◆ **Reading text**:

The rise of virtual influencers in gaming

They're not real, but that won't stop them acting like it.

We're no strangers to the weird crossover world of in-game advertising, but what about when the video game escapes its coded confines to start selling us things in our own backyard? As marketing makes the move away from big budget showcases to the personal touch of influencers, how has the virtual product placement game evolved to keep up? This is the rise of virtual influencers in gaming.

Burnout Paradise's dynamic billboards were so last century. © EA

Burnout Paradise's dynamic billboards were so last century.

© EA

The groundwork for virtual influencers in games began at the point where they splintered off from traditional product placement in games. When someone thought that instead of simply putting old advertising methods into game worlds – like internet-connected billboards in Burnout Paradise that offer ad space to whoever wants to pay up – you could try doing things the other way around.

The clumsy movie model of having characters use the product you want to shift appears dated in games like Splinter Cell: Chaos Theory, where Sam Fisher seemed very concerned about the freshness of his breath. But then at some point, it must have occurred to someone that if you were just using video game characters as if they were actors in a movie, what's to stop you doing all the other brand deals actors do when they're off set? Certainly not the actor, because digital avatars don't really have agents to tell them not to.

This is how we end up with Nathan Drake tumbling through a crashing plane clinging onto a Subway drink and foot-long for dear life. Whether it was the dawning realization that they could make their game characters say whatever they were contractually obliged to, or the tandem evolution of microblogging and social media, developers and publishers spied their opportunity.

The idea of the virtual influencer comes from a few of these confluences of technology around the end of the 2010s. The first is the platforms that enable influencers to do their influencing: Instagram, Twitter, Facebook, etc. The second is the readiness of a public to accept entirely fabricated digital characters as real entities. The groundwork for this was perhaps best laid by the most famous fake idol: Hatsune Miku.

Miku is the name given to a voicebank in Yamaha's Vocaloid software, created from Japanese voice actress Saki Fujita and used by musicians to create vocals for pop songs. Developers Crypton Future Media decided this voicebank needed a mascot to fully sell the idea of the software, and created an anime idol which instantly caught the imagination of fans, spawning merchandising, fan-made music videos, hologram concerts and her own line of rhythm games.

The Japanese cultural tendency to personify inanimate objects, organizations or even prefectural regions as mascots (a category known as yuru-chara) has been theorized to come from the country's historical bonds to Shintoism, a polytheistic religion that ascribes a spiritual deity to almost any object, place or natural phenomenon. But Miku's popularity extended far beyond the island nation into the West, paving the way for 3D-generated anime idols.

We can see the outcome of this in the continued popularity of a new twist in this formula: VTubers. Enabled by further advances in technology, such as face-mapping software and on-the-fly 3D model animation, voice actors can replace themselves in real time with anime models, sometimes generated automatically from just a 2D drawing. The earliest, and most popular, of these is Kizuna Ai, who began streaming games and making YouTube vlogs (virtual video logs? V-vlogs?) in late 2016.

◆ **Rows**:
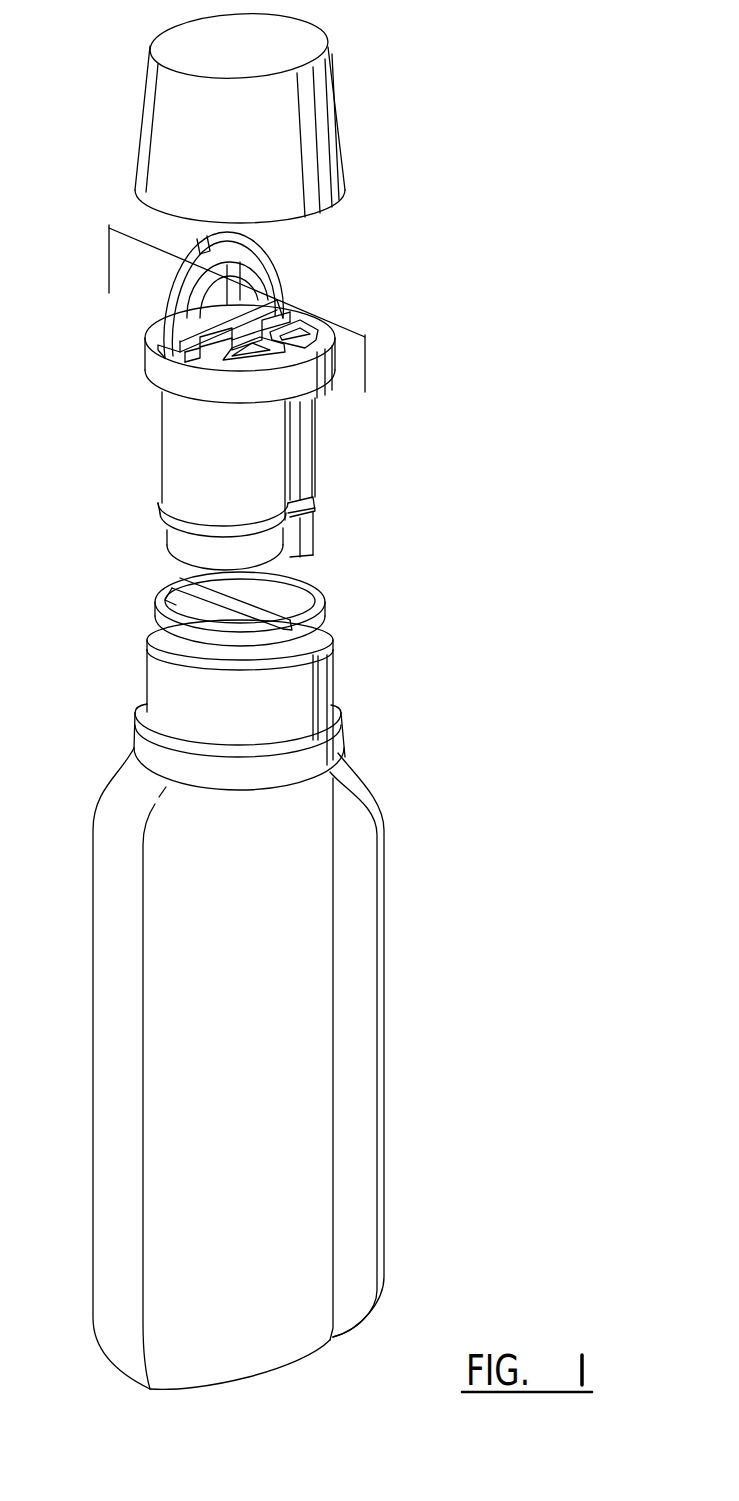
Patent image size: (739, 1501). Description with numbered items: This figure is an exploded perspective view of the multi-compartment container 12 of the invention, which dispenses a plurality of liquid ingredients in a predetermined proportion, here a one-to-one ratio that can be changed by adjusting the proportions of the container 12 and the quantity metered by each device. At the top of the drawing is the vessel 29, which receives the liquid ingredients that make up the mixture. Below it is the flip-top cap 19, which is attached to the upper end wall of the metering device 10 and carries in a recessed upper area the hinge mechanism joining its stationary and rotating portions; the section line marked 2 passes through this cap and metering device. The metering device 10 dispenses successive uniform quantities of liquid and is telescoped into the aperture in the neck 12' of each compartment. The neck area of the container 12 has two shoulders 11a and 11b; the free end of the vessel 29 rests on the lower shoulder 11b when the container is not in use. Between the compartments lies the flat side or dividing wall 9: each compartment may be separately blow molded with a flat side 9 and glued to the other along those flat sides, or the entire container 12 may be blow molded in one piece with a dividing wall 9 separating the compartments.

==

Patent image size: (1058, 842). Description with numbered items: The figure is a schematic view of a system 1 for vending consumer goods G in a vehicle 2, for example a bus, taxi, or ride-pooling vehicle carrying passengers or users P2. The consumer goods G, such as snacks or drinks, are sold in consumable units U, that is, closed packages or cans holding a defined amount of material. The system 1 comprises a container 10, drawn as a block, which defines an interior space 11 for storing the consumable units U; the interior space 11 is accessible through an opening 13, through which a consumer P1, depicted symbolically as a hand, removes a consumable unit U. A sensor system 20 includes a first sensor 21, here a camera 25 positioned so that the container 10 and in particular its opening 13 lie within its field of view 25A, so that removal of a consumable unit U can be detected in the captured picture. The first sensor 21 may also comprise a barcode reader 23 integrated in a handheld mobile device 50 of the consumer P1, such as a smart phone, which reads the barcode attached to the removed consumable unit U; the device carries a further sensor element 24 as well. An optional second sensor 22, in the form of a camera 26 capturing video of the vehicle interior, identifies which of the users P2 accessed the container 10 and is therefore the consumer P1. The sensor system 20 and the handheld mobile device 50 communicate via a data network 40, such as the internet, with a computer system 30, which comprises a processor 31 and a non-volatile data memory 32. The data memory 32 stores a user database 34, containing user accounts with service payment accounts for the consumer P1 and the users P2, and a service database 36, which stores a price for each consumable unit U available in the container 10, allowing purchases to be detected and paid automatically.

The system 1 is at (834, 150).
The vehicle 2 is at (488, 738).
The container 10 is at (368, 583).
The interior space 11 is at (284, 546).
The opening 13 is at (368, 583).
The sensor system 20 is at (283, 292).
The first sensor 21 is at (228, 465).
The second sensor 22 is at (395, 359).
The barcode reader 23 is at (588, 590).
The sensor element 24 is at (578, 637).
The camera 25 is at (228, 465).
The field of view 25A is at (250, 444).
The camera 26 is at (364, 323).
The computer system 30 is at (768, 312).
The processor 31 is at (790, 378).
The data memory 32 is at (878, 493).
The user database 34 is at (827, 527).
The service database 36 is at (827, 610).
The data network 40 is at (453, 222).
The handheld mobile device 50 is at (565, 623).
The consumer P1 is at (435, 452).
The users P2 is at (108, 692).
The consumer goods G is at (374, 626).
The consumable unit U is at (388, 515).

◆ **Set tasks**:
[A] Write out the article on virtual influencers in gaming, everything from "Miku is the" down to "of rhythm games.", word for word.
[B] Please write what comes next in the article on virtual influencers in gaming, picking up after its final sentence.

◆ **The responses**:
[A]
Miku is the name given to a voicebank in Yamaha's Vocaloid software, created from Japanese voice actress Saki Fujita and used by musicians to create vocals for pop songs. Developers Crypton Future Media decided this voicebank needed a mascot to fully sell the idea of the software, and created an anime idol which instantly caught the imagination of fans, spawning merchandising, fan-made music videos, hologram concerts and her own line of rhythm games.

[B]
This is a watershed moment for virtual influencers, as unlike Nathan Drake trying to sell you a sandwich or watching a ghostly, pre-rendered anime idol dance around a stage, Kizuna Ai can talk back to you. One of the key ingredients for an influencer is a real (or illusory) intimacy with their audience. Hatsune Miku can capture your hearts but she can't read your chat message in real-time. But Vtubers like Inugami Korone can stream games in character to thousands of fans. Enough for developers at id Software to include an easter egg in the latest DLC for Doom Eternal based on one of her streams.

The lure of becoming a Vtuber is so great that even traditional influencers have considered crossing the barrier into the virtual. In September, streamer Pokimane briefly experimented with a Vtuber setup, suggesting it would be a fun way to avoid the stress of having to look her best on camera all the time. She even had a 3D animated HyperX Cloud headset. Very nice.

Vtubers have also caught the eye of a number of brands hoping to reach out to those audiences, with megacorps like Nissin Foods collaborating with Vtuber Kaguya Luna to send a device playing her livestream into space in order to advertise their new Yakisoba UFO noodles. The technology seems to be getting incredibly complex, but we're still just being sold snacks.

Well, not all the time. The recent arrival of another virtual idol in League of Legends over the past few months has drawn brands from Louis Vuitton to Ducati, whose new Panigale V4 appeared in virtual K-pop group K/DA's latest music video, alongside the game's latest champion: Seraphine. She appears to have ridden the line a little close though, causing some of the fan backlash against the new character.

Seraphine and K/DA are far from gaming's first forays into virtual idols. Rez and Lumines maestro Tetsuya Mizuguchi has been creating fake bands for his eclectic blend of electronic music since 1999's Space Channel 5. The protagonist, Ulala, as well as No More Heroes' and Lumines' Genki Rockets are both creations of his, though they came a little early to capitalize on the social side of idolatry.

Now, virtual influencers like Seraphine are proving so popular, as a way of creating a pitch-perfect persona without any drawbacks of personal identity, that even brands outside of gaming are having a go. KFC's attempts to resurrect their very real mascot, Colonel Sanders, as a very unreal Instagram model (and also putting him in a dating simulator) is perhaps one of the weirdest results of this experiment.

We don't know how to feel about any of this.
We don't know how to feel about any of this.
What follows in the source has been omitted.